GOAL:
Going through the material below, please gather all lines with the word "frac" in them.
** start INFORMATION SHOWN **
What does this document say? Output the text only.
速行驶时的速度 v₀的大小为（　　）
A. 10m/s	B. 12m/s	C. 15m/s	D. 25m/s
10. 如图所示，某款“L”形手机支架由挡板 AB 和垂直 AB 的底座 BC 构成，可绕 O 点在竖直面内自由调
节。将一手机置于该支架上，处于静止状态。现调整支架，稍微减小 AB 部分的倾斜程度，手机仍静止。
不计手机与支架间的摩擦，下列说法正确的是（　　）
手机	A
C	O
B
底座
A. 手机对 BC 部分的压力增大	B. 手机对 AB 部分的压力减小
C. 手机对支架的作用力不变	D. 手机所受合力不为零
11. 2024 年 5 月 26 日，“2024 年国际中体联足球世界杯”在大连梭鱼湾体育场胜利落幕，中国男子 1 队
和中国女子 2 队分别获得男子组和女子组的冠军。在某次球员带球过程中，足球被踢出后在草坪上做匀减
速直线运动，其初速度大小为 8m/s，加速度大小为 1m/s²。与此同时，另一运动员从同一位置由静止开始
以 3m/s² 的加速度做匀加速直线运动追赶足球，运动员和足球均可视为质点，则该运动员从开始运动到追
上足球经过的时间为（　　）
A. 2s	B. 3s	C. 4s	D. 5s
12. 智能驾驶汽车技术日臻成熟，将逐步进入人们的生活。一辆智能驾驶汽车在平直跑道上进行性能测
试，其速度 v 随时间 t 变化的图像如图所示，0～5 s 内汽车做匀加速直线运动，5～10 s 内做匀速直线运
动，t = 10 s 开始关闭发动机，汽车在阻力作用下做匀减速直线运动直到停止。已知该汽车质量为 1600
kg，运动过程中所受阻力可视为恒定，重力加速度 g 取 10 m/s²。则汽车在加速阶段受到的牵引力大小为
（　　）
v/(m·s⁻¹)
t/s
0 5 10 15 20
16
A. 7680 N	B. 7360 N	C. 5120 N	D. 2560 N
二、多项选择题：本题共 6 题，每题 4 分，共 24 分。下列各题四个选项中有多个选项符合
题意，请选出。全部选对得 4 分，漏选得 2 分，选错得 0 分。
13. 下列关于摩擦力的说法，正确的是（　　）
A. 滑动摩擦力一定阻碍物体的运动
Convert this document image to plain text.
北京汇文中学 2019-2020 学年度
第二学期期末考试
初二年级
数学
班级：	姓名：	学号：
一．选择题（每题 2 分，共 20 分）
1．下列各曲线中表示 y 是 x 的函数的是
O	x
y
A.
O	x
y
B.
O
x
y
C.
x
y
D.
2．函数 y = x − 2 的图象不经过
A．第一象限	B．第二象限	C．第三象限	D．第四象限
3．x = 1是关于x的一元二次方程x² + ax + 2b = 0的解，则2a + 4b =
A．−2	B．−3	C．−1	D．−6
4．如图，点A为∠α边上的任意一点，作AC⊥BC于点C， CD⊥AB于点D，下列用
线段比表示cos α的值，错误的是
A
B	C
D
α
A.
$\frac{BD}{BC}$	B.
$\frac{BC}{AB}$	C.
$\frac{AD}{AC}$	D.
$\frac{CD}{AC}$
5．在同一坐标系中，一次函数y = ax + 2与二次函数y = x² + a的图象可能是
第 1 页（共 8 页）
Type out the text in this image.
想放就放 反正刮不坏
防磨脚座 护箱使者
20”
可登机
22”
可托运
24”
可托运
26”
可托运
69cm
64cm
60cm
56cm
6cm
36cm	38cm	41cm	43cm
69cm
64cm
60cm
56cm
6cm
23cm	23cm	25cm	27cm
** end INFORMATION SHOWN **
EXERCISE RESPONSE:
$\frac{BD}{BC}$	B.
$\frac{BC}{AB}$	C.
$\frac{AD}{AC}$	D.
$\frac{CD}{AC}$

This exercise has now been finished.